Directions –
Your task is to reproduce the entries below word for word.

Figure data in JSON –
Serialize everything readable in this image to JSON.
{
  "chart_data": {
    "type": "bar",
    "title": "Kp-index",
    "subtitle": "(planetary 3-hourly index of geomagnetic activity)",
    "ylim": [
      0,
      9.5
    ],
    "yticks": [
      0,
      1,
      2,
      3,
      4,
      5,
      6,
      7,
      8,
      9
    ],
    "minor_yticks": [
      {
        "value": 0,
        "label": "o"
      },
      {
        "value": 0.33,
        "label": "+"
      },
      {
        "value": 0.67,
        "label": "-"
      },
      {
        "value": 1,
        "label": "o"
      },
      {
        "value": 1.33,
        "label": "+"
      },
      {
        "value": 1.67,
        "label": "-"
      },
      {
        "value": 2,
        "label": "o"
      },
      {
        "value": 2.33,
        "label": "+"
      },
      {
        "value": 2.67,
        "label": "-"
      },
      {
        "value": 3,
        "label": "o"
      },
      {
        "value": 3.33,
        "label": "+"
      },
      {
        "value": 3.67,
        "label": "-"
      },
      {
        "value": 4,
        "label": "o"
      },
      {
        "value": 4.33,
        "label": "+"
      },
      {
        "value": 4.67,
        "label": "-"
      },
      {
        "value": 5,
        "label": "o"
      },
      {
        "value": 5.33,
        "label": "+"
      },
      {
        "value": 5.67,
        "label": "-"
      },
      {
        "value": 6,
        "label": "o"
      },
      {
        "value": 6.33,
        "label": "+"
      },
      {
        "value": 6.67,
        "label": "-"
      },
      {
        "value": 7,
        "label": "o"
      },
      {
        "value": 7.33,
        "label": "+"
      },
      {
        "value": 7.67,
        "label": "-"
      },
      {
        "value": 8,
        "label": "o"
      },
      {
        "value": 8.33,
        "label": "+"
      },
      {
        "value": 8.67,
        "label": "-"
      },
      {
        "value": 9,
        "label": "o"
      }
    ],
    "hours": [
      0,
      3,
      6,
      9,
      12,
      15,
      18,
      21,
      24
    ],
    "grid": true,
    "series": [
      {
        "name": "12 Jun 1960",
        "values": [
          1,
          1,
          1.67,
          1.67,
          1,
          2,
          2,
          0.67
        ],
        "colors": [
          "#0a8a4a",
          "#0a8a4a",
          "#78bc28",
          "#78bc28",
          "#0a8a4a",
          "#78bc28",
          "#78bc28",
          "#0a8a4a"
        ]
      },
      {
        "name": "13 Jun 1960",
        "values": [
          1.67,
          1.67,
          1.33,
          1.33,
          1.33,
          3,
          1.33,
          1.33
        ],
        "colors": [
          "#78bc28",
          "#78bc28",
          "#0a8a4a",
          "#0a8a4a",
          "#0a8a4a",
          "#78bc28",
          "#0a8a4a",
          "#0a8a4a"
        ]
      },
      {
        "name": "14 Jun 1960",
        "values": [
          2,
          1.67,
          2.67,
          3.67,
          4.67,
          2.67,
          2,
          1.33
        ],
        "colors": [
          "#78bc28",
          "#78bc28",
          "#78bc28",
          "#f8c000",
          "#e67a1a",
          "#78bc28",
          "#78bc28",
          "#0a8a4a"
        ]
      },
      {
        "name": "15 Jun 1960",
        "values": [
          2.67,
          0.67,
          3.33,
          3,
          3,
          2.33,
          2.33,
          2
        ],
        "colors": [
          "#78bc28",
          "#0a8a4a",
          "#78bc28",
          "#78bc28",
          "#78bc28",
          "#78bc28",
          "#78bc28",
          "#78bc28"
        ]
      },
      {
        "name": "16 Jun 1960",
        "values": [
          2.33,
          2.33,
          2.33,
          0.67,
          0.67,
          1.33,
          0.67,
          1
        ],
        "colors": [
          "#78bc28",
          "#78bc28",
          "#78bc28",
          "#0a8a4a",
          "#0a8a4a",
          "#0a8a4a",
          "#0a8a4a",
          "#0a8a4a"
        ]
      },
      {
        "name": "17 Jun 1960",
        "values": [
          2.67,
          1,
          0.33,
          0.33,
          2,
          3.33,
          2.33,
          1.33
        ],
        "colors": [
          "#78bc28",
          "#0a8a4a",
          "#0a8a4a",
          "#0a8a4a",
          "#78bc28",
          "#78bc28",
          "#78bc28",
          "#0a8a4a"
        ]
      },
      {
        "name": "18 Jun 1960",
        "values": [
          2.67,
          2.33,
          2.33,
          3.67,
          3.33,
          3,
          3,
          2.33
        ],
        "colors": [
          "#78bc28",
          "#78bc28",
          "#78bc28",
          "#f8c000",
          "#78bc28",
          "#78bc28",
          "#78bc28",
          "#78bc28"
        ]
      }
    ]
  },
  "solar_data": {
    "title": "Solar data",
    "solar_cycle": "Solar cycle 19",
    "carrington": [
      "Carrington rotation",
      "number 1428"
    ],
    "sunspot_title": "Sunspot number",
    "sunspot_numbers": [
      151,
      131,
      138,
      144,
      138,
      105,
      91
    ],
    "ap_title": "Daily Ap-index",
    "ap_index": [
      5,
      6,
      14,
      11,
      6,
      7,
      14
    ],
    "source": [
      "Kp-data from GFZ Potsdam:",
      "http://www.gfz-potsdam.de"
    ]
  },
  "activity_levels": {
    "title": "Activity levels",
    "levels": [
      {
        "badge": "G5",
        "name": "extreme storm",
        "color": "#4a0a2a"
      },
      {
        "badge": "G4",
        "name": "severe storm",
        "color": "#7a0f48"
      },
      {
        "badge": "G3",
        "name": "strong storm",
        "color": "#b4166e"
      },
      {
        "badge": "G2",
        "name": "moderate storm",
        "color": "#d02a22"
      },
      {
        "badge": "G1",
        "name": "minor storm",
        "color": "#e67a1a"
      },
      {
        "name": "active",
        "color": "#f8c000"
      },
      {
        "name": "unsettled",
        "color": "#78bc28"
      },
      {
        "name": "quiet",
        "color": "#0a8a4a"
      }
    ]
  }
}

Result of the task –
Serialize everything readable in this image to JSON.
{
  "chart_data": {
    "type": "bar",
    "title": "Kp-index",
    "subtitle": "(planetary 3-hourly index of geomagnetic activity)",
    "ylim": [
      0,
      9.5
    ],
    "yticks": [
      0,
      1,
      2,
      3,
      4,
      5,
      6,
      7,
      8,
      9
    ],
    "minor_yticks": [
      {
        "value": 0,
        "label": "o"
      },
      {
        "value": 0.33,
        "label": "+"
      },
      {
        "value": 0.67,
        "label": "-"
      },
      {
        "value": 1,
        "label": "o"
      },
      {
        "value": 1.33,
        "label": "+"
      },
      {
        "value": 1.67,
        "label": "-"
      },
      {
        "value": 2,
        "label": "o"
      },
      {
        "value": 2.33,
        "label": "+"
      },
      {
        "value": 2.67,
        "label": "-"
      },
      {
        "value": 3,
        "label": "o"
      },
      {
        "value": 3.33,
        "label": "+"
      },
      {
        "value": 3.67,
        "label": "-"
      },
      {
        "value": 4,
        "label": "o"
      },
      {
        "value": 4.33,
        "label": "+"
      },
      {
        "value": 4.67,
        "label": "-"
      },
      {
        "value": 5,
        "label": "o"
      },
      {
        "value": 5.33,
        "label": "+"
      },
      {
        "value": 5.67,
        "label": "-"
      },
      {
        "value": 6,
        "label": "o"
      },
      {
        "value": 6.33,
        "label": "+"
      },
      {
        "value": 6.67,
        "label": "-"
      },
      {
        "value": 7,
        "label": "o"
      },
      {
        "value": 7.33,
        "label": "+"
      },
      {
        "value": 7.67,
        "label": "-"
      },
      {
        "value": 8,
        "label": "o"
      },
      {
        "value": 8.33,
        "label": "+"
      },
      {
        "value": 8.67,
        "label": "-"
      },
      {
        "value": 9,
        "label": "o"
      }
    ],
    "hours": [
      0,
      3,
      6,
      9,
      12,
      15,
      18,
      21,
      24
    ],
    "grid": true,
    "series": [
      {
        "name": "12 Jun 1960",
        "values": [
          1,
          1,
          1.67,
          1.67,
          1,
          2,
          2,
          0.67
        ],
        "colors": [
          "#0a8a4a",
          "#0a8a4a",
          "#78bc28",
          "#78bc28",
          "#0a8a4a",
          "#78bc28",
          "#78bc28",
          "#0a8a4a"
        ]
      },
      {
        "name": "13 Jun 1960",
        "values": [
          1.67,
          1.67,
          1.33,
          1.33,
          1.33,
          3,
          1.33,
          1.33
        ],
        "colors": [
          "#78bc28",
          "#78bc28",
          "#0a8a4a",
          "#0a8a4a",
          "#0a8a4a",
          "#78bc28",
          "#0a8a4a",
          "#0a8a4a"
        ]
      },
      {
        "name": "14 Jun 1960",
        "values": [
          2,
          1.67,
          2.67,
          3.67,
          4.67,
          2.67,
          2,
          1.33
        ],
        "colors": [
          "#78bc28",
          "#78bc28",
          "#78bc28",
          "#f8c000",
          "#e67a1a",
          "#78bc28",
          "#78bc28",
          "#0a8a4a"
        ]
      },
      {
        "name": "15 Jun 1960",
        "values": [
          2.67,
          0.67,
          3.33,
          3,
          3,
          2.33,
          2.33,
          2
        ],
        "colors": [
          "#78bc28",
          "#0a8a4a",
          "#78bc28",
          "#78bc28",
          "#78bc28",
          "#78bc28",
          "#78bc28",
          "#78bc28"
        ]
      },
      {
        "name": "16 Jun 1960",
        "values": [
          2.33,
          2.33,
          2.33,
          0.67,
          0.67,
          1.33,
          0.67,
          1
        ],
        "colors": [
          "#78bc28",
          "#78bc28",
          "#78bc28",
          "#0a8a4a",
          "#0a8a4a",
          "#0a8a4a",
          "#0a8a4a",
          "#0a8a4a"
        ]
      },
      {
        "name": "17 Jun 1960",
        "values": [
          2.67,
          1,
          0.33,
          0.33,
          2,
          3.33,
          2.33,
          1.33
        ],
        "colors": [
          "#78bc28",
          "#0a8a4a",
          "#0a8a4a",
          "#0a8a4a",
          "#78bc28",
          "#78bc28",
          "#78bc28",
          "#0a8a4a"
        ]
      },
      {
        "name": "18 Jun 1960",
        "values": [
          2.67,
          2.33,
          2.33,
          3.67,
          3.33,
          3,
          3,
          2.33
        ],
        "colors": [
          "#78bc28",
          "#78bc28",
          "#78bc28",
          "#f8c000",
          "#78bc28",
          "#78bc28",
          "#78bc28",
          "#78bc28"
        ]
      }
    ]
  },
  "solar_data": {
    "title": "Solar data",
    "solar_cycle": "Solar cycle 19",
    "carrington": [
      "Carrington rotation",
      "number 1428"
    ],
    "sunspot_title": "Sunspot number",
    "sunspot_numbers": [
      151,
      131,
      138,
      144,
      138,
      105,
      91
    ],
    "ap_title": "Daily Ap-index",
    "ap_index": [
      5,
      6,
      14,
      11,
      6,
      7,
      14
    ],
    "source": [
      "Kp-data from GFZ Potsdam:",
      "http://www.gfz-potsdam.de"
    ]
  },
  "activity_levels": {
    "title": "Activity levels",
    "levels": [
      {
        "badge": "G5",
        "name": "extreme storm",
        "color": "#4a0a2a"
      },
      {
        "badge": "G4",
        "name": "severe storm",
        "color": "#7a0f48"
      },
      {
        "badge": "G3",
        "name": "strong storm",
        "color": "#b4166e"
      },
      {
        "badge": "G2",
        "name": "moderate storm",
        "color": "#d02a22"
      },
      {
        "badge": "G1",
        "name": "minor storm",
        "color": "#e67a1a"
      },
      {
        "name": "active",
        "color": "#f8c000"
      },
      {
        "name": "unsettled",
        "color": "#78bc28"
      },
      {
        "name": "quiet",
        "color": "#0a8a4a"
      }
    ]
  }
}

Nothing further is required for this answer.